» **DATA TO PROCESS**:
((
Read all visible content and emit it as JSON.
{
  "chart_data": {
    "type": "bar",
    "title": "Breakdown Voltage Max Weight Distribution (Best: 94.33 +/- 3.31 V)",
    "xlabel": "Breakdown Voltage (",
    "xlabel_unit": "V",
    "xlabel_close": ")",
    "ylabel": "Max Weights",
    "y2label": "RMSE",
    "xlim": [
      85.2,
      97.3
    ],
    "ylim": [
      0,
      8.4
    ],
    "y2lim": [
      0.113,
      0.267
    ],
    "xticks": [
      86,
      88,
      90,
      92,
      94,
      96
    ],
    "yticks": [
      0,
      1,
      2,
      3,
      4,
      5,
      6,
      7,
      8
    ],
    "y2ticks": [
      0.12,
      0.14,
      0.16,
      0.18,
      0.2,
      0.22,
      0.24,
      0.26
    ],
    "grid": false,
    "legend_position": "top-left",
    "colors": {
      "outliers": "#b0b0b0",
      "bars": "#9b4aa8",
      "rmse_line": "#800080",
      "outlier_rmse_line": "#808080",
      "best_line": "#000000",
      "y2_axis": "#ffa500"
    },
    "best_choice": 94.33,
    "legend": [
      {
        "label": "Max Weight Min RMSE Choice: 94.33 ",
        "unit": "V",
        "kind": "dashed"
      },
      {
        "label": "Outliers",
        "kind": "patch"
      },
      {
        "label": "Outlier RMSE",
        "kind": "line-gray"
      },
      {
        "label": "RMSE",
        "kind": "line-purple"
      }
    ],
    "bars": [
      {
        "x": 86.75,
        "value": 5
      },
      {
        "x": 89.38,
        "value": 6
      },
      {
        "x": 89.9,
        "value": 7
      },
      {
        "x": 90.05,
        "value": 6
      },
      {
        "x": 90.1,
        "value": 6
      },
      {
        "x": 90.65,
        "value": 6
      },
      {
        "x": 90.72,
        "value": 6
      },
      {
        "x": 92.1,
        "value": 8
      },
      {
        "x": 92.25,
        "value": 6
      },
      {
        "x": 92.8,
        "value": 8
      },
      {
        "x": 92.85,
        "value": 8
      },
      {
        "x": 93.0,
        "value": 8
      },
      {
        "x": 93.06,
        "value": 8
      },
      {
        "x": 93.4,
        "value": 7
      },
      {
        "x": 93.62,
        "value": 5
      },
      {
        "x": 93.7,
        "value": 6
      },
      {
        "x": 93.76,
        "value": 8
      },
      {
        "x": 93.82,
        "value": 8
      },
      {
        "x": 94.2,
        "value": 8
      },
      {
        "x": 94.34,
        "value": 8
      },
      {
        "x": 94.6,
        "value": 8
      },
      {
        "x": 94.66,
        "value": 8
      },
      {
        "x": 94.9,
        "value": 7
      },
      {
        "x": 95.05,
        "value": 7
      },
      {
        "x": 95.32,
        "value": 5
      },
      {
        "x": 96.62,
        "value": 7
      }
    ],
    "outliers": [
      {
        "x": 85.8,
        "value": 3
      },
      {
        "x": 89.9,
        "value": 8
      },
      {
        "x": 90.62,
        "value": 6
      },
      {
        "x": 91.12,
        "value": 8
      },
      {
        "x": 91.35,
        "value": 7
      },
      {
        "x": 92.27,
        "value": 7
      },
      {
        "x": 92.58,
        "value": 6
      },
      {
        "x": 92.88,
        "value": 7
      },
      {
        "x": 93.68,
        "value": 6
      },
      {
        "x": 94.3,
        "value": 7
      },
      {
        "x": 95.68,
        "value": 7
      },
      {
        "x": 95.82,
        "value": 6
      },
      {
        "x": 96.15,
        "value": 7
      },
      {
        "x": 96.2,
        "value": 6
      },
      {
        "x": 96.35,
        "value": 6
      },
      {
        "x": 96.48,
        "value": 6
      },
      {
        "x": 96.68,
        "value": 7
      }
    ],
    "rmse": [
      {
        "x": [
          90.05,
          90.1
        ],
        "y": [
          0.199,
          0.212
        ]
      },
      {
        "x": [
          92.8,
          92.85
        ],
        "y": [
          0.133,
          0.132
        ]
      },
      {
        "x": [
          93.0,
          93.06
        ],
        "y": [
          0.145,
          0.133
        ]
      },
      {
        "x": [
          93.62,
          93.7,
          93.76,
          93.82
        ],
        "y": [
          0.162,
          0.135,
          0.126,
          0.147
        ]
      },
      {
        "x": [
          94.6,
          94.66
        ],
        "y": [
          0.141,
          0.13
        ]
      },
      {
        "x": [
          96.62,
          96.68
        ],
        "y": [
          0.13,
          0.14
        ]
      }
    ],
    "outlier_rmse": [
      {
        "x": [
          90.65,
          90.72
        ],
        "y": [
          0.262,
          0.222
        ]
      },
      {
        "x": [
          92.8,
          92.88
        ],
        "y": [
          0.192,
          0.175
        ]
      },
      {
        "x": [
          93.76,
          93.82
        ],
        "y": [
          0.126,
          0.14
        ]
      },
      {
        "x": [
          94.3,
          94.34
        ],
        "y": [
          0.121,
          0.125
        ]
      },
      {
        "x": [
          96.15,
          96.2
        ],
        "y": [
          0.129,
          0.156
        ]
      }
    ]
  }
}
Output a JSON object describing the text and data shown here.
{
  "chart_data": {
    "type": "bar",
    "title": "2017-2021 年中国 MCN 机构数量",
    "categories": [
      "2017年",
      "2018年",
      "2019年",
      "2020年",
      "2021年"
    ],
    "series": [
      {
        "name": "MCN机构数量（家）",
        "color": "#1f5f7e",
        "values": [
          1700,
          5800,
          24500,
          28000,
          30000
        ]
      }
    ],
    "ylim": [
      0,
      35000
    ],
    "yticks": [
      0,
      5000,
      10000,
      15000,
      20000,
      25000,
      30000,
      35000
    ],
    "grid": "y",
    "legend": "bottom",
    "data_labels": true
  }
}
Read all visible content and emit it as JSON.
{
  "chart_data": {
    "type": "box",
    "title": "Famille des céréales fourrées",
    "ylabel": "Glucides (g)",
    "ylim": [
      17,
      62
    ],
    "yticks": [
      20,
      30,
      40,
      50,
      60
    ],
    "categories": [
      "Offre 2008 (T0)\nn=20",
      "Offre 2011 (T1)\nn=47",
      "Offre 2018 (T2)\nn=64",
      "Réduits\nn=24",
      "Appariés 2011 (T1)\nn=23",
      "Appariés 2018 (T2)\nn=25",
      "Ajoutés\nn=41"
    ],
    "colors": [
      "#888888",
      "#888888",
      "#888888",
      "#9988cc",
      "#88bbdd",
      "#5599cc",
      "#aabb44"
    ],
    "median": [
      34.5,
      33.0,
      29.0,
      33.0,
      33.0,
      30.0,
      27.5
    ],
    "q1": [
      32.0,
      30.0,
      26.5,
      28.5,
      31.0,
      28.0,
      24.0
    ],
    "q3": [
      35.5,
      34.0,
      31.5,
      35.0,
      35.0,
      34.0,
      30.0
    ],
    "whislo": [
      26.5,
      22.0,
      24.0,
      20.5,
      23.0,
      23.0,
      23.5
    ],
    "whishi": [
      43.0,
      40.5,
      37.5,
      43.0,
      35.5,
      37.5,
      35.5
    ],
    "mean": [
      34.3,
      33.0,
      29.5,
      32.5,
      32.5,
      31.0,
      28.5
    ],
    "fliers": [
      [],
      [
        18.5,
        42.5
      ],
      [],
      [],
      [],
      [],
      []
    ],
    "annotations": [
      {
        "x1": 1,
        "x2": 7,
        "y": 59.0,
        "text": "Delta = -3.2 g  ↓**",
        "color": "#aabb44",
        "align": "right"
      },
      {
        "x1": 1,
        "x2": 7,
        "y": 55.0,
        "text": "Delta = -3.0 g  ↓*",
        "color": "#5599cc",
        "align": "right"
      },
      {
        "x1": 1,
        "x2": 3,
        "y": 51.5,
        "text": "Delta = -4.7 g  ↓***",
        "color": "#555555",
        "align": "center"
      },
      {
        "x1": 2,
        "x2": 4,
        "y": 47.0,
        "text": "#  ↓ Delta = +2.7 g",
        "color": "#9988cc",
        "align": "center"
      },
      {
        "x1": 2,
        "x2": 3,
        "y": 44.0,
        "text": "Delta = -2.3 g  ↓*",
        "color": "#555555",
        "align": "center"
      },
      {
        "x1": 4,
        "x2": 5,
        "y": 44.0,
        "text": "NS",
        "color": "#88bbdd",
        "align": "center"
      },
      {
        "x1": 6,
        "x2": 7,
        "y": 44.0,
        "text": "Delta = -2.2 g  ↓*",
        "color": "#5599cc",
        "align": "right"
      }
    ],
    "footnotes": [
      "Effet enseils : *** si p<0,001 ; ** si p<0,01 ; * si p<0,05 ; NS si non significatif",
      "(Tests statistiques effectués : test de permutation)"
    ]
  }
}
))
» **EXERCISE BRIEF**: Collect every line with the string "Voltage" from the records, and copy each.

» **WORKED SOLUTION**:
    "title": "Breakdown Voltage Max Weight Distribution (Best: 94.33 +/- 3.31 V)",
    "xlabel": "Breakdown Voltage (",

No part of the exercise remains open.